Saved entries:
========================
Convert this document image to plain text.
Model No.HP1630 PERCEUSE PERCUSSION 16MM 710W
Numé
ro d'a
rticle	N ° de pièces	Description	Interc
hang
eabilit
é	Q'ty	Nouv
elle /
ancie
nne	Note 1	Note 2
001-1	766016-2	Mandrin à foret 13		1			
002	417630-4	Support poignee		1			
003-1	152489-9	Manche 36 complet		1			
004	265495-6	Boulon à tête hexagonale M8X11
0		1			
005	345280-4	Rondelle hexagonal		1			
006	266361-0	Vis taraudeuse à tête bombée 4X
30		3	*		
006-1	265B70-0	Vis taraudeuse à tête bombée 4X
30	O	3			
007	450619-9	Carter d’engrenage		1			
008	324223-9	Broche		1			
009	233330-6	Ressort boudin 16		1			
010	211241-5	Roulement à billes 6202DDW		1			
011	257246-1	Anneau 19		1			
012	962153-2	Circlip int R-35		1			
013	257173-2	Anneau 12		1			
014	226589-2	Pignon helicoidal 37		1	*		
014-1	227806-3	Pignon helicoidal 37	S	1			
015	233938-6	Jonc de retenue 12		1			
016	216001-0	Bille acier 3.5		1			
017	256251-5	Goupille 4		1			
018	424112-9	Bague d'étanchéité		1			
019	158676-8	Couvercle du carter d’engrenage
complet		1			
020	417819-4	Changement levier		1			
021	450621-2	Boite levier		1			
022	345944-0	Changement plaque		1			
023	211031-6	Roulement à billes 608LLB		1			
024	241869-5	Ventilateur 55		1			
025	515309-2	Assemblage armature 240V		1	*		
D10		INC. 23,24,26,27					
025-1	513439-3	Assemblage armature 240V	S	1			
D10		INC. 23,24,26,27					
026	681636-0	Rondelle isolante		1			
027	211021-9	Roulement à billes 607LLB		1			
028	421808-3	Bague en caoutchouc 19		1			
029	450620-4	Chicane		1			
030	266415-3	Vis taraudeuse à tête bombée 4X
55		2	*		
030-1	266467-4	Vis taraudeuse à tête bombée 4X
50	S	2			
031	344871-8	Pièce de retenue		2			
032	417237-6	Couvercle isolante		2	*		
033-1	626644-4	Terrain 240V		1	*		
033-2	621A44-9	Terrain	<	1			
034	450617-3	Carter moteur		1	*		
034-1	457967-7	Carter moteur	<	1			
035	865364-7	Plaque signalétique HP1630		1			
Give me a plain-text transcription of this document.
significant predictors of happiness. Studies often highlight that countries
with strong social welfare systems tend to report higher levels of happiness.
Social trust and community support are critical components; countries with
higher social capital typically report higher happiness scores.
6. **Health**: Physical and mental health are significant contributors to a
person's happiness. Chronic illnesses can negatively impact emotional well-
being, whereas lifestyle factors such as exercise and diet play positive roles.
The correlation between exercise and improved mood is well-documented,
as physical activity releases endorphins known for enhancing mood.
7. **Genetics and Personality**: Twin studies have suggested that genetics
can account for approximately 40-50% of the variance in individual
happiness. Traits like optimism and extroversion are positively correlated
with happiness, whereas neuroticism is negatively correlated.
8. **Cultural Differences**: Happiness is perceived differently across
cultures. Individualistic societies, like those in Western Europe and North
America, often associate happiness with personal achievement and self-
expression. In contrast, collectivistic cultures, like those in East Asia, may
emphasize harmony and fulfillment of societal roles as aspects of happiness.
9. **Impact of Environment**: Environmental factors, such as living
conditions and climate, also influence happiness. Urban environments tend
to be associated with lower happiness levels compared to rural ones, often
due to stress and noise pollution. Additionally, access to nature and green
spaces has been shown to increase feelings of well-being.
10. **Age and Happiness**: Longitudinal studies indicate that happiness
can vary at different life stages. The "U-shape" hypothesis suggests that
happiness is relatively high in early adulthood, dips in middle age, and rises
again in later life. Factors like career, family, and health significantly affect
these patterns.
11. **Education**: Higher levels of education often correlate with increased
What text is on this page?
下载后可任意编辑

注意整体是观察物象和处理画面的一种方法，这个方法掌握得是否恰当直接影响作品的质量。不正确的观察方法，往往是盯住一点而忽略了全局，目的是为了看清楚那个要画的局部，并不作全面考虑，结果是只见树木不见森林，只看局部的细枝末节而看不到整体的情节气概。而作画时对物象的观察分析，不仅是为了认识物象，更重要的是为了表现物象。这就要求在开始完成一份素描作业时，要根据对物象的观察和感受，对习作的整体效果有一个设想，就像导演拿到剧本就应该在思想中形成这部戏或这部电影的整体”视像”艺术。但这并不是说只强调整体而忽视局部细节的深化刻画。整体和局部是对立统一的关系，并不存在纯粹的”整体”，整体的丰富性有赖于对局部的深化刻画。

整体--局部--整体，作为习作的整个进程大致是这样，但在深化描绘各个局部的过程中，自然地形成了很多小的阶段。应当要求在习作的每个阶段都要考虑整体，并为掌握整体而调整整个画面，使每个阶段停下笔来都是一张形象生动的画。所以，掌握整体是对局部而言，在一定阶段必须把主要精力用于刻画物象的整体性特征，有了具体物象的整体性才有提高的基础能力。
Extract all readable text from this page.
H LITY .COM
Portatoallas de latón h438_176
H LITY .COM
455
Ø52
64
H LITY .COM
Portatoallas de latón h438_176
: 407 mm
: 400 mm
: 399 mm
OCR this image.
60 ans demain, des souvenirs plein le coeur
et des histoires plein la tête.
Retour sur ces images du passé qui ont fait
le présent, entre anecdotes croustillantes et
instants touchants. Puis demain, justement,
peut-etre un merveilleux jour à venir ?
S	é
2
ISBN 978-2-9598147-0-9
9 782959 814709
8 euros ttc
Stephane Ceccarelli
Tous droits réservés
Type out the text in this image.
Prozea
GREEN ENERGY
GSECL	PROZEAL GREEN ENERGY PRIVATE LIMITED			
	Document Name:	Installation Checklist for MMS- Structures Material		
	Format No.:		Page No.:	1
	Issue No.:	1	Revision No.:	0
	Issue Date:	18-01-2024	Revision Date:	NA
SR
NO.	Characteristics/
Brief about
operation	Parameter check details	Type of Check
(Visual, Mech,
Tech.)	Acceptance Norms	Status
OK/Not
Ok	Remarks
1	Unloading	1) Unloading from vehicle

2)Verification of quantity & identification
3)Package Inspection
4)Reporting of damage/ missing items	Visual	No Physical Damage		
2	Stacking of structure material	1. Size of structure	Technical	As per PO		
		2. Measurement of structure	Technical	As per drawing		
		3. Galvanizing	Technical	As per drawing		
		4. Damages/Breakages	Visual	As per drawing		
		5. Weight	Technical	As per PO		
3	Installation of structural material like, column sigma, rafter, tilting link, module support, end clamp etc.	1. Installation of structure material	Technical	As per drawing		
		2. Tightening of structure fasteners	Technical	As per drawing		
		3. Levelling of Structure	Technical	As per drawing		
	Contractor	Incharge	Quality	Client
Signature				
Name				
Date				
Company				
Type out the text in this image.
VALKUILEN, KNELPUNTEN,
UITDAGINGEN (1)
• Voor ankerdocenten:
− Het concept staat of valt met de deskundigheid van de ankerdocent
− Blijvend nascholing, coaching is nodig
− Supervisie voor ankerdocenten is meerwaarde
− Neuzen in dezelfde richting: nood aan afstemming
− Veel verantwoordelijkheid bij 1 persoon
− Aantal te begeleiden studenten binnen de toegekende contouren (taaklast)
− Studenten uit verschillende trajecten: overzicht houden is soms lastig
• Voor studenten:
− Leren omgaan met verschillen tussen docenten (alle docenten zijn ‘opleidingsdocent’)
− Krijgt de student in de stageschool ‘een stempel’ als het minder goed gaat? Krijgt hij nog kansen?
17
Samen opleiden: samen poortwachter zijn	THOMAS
========================
* [What you have to do]: Take every line above carrying "Pignon" and return it.

* [The response]:
014	226589-2	Pignon helicoidal 37		1	*		
014-1	227806-3	Pignon helicoidal 37	S	1			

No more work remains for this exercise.